— BEGIN ARTICLE —

Homemade Croissants Recipe
Learn how to make homemade croissants, a classic pastry popular for breakfast and afternoon tea around the world.
In some countries, this sweet roll made with fermented puff pastry and butter is known as medialuna, cachitos, cangrejos, or cuernitos.

This recipe shows you how to make the original croissant recipe, although many variations exist.
Follow the step-by-step instructions and respect the kneading, resting, and fermentation times to achieve a light, tender, and fluffy crumb.
About Croissants
Croissants are a delicious and famous French pastry. They are characterized by their crescent shape and flaky, crispy texture.
They are made from a yeast dough that is repeatedly folded and rolled, creating those characteristic layers.
Croissants are enjoyed all over the world and can be served:
- Plain
- Filled with ham and cheese
- With chocolate
- With custard
- With almonds
- Simply dusted with powdered sugar
They are a breakfast and brunch staple in many cultures and are commonly served in bakeries and cafés.

— END ARTICLE —
— BEGIN RAW DATA —

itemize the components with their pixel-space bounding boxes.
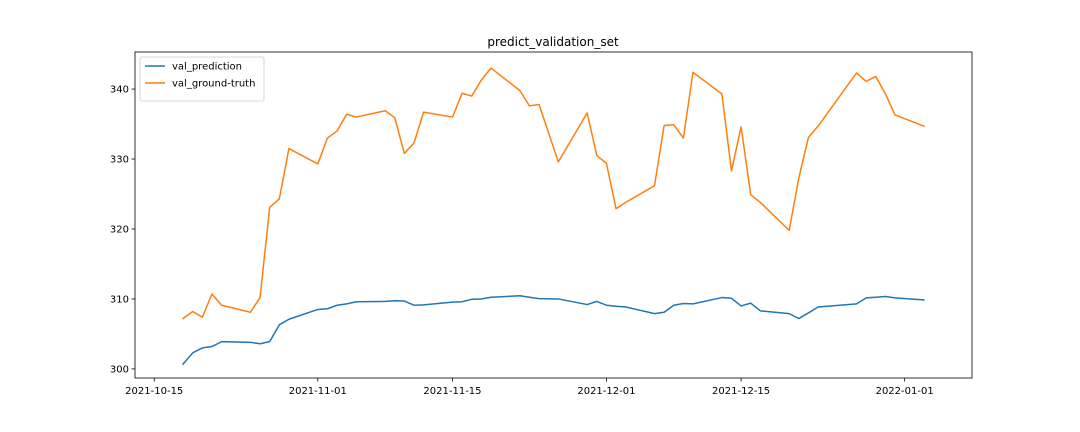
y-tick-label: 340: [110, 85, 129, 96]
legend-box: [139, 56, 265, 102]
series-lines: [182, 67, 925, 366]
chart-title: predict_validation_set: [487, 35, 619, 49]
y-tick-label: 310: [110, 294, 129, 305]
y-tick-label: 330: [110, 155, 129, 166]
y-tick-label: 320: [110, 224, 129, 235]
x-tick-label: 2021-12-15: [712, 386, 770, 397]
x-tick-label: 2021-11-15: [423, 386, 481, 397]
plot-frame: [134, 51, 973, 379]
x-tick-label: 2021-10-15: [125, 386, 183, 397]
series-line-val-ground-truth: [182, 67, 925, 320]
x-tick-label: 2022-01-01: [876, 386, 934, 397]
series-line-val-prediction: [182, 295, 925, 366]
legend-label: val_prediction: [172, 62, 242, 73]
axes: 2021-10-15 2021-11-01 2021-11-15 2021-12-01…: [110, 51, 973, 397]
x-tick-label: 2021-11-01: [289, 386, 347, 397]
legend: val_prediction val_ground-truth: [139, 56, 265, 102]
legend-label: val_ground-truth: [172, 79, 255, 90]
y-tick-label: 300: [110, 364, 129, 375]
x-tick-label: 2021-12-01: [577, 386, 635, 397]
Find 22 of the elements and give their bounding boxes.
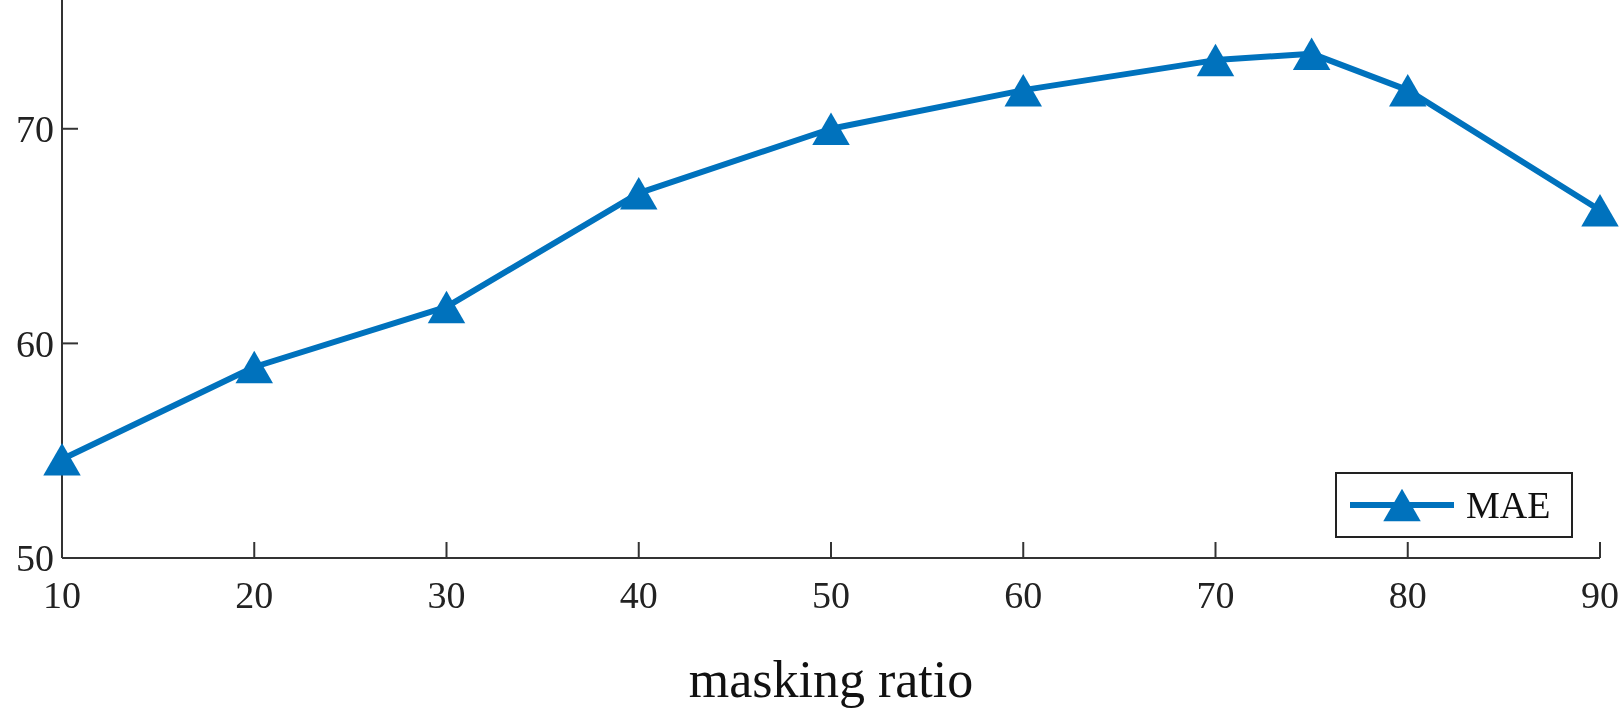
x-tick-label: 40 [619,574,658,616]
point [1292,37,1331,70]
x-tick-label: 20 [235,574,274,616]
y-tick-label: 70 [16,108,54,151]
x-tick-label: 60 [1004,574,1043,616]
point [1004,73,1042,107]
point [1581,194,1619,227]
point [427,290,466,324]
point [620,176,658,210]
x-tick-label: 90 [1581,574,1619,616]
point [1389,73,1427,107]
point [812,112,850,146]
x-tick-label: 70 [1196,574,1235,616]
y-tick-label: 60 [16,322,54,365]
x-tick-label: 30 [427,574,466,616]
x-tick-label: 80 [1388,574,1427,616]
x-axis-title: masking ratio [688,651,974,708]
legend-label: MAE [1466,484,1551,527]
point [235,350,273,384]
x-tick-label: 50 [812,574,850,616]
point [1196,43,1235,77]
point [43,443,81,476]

— END RAW DATA —
— BEGIN RAW DATA —

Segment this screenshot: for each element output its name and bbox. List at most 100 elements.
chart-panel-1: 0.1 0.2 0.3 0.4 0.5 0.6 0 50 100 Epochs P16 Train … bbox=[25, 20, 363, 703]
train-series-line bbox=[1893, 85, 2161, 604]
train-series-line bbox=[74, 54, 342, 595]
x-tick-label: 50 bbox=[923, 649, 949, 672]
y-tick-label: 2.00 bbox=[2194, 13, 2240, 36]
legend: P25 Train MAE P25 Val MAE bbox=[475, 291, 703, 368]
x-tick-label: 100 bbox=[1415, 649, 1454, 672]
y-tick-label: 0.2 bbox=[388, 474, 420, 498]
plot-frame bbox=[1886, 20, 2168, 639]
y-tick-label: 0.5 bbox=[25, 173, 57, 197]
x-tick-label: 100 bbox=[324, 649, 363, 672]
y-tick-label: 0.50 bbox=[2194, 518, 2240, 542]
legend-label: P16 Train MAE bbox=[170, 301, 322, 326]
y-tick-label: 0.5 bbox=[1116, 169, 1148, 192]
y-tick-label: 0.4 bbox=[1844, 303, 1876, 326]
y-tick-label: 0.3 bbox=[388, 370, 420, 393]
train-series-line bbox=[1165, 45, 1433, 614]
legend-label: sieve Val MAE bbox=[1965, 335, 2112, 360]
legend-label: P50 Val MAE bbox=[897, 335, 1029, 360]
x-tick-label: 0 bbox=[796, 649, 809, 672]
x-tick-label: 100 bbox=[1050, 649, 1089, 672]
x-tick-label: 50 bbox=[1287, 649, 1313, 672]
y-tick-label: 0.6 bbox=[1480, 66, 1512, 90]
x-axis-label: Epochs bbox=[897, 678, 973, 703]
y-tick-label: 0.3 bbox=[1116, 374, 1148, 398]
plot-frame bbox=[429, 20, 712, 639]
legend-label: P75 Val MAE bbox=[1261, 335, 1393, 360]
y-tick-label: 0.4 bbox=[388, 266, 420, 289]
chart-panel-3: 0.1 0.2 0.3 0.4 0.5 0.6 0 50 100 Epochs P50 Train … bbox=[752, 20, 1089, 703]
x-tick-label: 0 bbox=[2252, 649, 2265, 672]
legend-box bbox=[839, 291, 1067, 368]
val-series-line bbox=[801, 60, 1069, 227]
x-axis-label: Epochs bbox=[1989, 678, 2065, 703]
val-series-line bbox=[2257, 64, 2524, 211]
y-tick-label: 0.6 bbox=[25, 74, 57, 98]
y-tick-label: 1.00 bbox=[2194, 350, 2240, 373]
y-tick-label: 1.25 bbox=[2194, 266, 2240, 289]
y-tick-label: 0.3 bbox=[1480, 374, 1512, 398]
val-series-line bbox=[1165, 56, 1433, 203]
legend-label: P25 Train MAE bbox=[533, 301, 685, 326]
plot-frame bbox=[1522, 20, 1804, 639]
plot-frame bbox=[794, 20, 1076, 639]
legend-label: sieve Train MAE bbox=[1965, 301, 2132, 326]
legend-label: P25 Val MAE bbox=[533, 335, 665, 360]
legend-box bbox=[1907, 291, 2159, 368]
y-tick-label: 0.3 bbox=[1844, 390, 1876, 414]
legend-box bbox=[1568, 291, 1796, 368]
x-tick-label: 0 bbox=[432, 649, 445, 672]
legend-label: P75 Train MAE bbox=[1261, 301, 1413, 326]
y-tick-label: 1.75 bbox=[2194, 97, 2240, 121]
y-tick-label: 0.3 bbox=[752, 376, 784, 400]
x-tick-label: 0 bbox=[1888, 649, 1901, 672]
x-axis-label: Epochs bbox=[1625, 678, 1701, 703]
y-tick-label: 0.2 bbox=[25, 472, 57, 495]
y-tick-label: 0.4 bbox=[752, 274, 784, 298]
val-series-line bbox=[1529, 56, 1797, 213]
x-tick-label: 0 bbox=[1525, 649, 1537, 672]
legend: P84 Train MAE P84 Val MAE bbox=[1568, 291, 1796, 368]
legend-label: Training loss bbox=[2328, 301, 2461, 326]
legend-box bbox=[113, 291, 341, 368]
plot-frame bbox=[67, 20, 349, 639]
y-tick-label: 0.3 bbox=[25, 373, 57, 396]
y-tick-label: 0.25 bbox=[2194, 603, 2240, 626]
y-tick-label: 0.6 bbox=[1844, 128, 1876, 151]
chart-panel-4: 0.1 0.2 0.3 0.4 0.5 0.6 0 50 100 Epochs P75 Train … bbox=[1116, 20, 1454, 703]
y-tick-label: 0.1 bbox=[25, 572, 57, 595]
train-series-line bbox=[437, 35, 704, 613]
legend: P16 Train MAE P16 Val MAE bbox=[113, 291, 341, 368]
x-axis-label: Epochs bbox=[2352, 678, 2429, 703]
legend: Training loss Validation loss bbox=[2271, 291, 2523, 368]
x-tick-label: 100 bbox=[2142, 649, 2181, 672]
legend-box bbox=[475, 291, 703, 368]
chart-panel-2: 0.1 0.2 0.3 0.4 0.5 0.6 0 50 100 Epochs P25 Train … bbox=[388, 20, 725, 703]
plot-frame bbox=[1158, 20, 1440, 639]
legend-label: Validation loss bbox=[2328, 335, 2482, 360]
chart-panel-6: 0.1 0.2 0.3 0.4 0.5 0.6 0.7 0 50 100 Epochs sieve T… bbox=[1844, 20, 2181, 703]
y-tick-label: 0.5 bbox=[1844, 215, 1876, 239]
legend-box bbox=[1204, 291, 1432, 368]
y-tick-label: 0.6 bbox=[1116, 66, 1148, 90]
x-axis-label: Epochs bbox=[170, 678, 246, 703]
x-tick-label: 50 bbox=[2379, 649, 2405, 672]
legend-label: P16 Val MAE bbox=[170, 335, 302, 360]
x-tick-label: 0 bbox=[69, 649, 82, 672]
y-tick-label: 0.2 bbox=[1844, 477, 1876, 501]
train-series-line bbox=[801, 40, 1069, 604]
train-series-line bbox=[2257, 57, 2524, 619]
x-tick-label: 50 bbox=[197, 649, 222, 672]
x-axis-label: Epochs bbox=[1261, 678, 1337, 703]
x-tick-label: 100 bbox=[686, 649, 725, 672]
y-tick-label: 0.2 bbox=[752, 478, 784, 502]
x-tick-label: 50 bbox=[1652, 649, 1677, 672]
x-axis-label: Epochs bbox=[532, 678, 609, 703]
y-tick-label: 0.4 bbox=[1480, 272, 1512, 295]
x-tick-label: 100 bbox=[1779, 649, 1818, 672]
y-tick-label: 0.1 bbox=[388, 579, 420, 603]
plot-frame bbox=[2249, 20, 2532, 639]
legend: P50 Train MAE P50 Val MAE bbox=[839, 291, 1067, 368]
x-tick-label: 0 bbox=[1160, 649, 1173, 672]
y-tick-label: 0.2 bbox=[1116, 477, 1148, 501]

— END RAW DATA —

**EXERCISES:**
• 1. Rewrite the croissant recipe paragraph beginning "Croissants are a delicious and famous French pastry" as a single shorter sentence.
• 2. Write out the part of the croissant recipe that opens with the words containing "This recipe shows" and closes with "and fluffy crumb.".

**RESPONSES:**
• 1. Croissants are a well-known French pastry with a crescent shape and a flaky, crispy texture.

• 2.
This recipe shows you how to make the original croissant recipe, although many variations exist.
Follow the step-by-step instructions and respect the kneading, resting, and fermentation times to achieve a light, tender, and fluffy crumb.